'''

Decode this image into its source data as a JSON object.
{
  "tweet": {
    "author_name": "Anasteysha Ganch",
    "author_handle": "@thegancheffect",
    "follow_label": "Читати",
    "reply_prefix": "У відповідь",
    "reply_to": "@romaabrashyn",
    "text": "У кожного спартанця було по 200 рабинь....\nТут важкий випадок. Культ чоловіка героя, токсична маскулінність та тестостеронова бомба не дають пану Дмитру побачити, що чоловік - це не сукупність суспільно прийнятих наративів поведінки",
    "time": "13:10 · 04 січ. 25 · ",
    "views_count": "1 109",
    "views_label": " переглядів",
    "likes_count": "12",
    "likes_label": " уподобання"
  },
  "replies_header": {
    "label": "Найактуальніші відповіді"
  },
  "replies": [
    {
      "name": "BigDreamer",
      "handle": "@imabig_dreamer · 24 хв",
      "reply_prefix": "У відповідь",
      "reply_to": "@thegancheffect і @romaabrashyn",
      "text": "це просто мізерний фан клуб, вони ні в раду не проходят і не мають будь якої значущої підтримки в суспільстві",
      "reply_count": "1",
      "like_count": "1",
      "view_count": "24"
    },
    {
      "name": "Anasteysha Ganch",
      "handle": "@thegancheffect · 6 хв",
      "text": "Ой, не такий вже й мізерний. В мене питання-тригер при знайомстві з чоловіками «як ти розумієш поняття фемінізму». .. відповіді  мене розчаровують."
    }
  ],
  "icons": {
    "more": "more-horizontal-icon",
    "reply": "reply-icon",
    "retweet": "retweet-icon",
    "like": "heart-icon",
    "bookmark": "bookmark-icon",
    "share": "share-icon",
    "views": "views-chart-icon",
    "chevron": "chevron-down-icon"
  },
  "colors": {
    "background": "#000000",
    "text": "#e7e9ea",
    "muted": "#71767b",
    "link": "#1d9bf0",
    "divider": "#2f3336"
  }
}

'''

# REQUIRED WORK
Which lines above contain "romaabrashyn"? Show each of them.

# RESPONSE TO THE TASK
    "reply_to": "@romaabrashyn",
      "reply_to": "@thegancheffect і @romaabrashyn",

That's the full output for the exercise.